Locate every line in the material below that has the word "Data". Copy each of those lines.

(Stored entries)
►
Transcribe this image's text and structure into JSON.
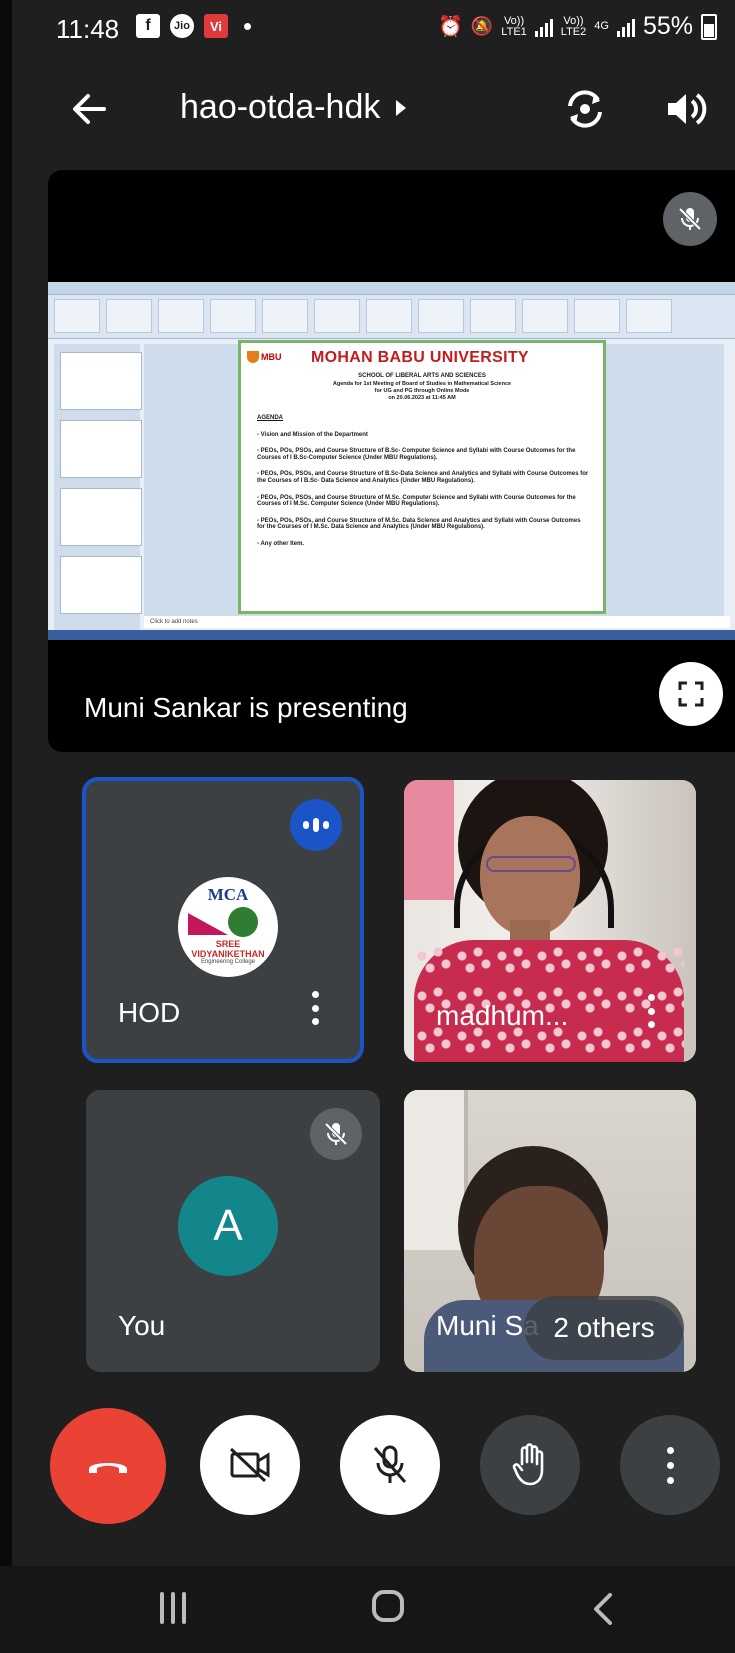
{
  "status_bar": {
    "time": "11:48",
    "network_1": "Vo))\nLTE1",
    "network_2": "Vo))\nLTE2",
    "network_3": "4G",
    "battery": "55%"
  },
  "header": {
    "meeting_code": "hao-otda-hdk",
    "icons": [
      "back-arrow-icon",
      "switch-camera-icon",
      "speaker-icon"
    ]
  },
  "presentation": {
    "presenting_label": "Muni Sankar is presenting",
    "slide": {
      "logo_text": "MBU",
      "university": "MOHAN BABU UNIVERSITY",
      "school": "SCHOOL OF LIBERAL ARTS AND SCIENCES",
      "agenda_title": "Agenda for 1st Meeting of Board of Studies in Mathematical Science",
      "agenda_sub": "for UG and PG through Online Mode",
      "agenda_date": "on 20.06.2023 at 11:45 AM",
      "agenda_heading": "AGENDA",
      "items": [
        "- Vision and Mission of the Department",
        "- PEOs, POs, PSOs, and Course Structure of B.Sc- Computer Science and Syllabi with Course Outcomes for the Courses of I B.Sc-Computer Science (Under MBU Regulations).",
        "- PEOs, POs, PSOs, and Course Structure of B.Sc-Data Science and Analytics and Syllabi with Course Outcomes for the Courses of I B.Sc- Data Science and Analytics (Under MBU Regulations).",
        "- PEOs, POs, PSOs, and Course Structure of M.Sc. Computer Science and Syllabi with Course Outcomes for the Courses of I M.Sc. Computer Science (Under MBU Regulations).",
        "- PEOs, POs, PSOs, and Course Structure of M.Sc. Data Science and Analytics and Syllabi with Course Outcomes for the Courses of I M.Sc. Data Science and Analytics (Under MBU Regulations).",
        "- Any other Item."
      ],
      "notes_placeholder": "Click to add notes"
    }
  },
  "participants": {
    "hod": {
      "name": "HOD",
      "logo_top": "MCA",
      "logo_middle": "SREE VIDYANIKETHAN",
      "logo_bottom": "Engineering College"
    },
    "madhu": {
      "name": "madhum..."
    },
    "you": {
      "name": "You",
      "initial": "A"
    },
    "muni": {
      "name": "Muni Sa",
      "others": "2 others"
    }
  },
  "colors": {
    "accent_blue": "#1a54c7",
    "end_call_red": "#ea4335",
    "tile_bg": "#3c4043",
    "avatar_teal": "#12868a"
  }
}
◄
• Problem solution
        "- PEOs, POs, PSOs, and Course Structure of B.Sc-Data Science and Analytics and Syllabi with Course Outcomes for the Courses of I B.Sc- Data Science and Analytics (Under MBU Regulations).",
        "- PEOs, POs, PSOs, and Course Structure of M.Sc. Data Science and Analytics and Syllabi with Course Outcomes for the Courses of I M.Sc. Data Science and Analytics (Under MBU Regulations).",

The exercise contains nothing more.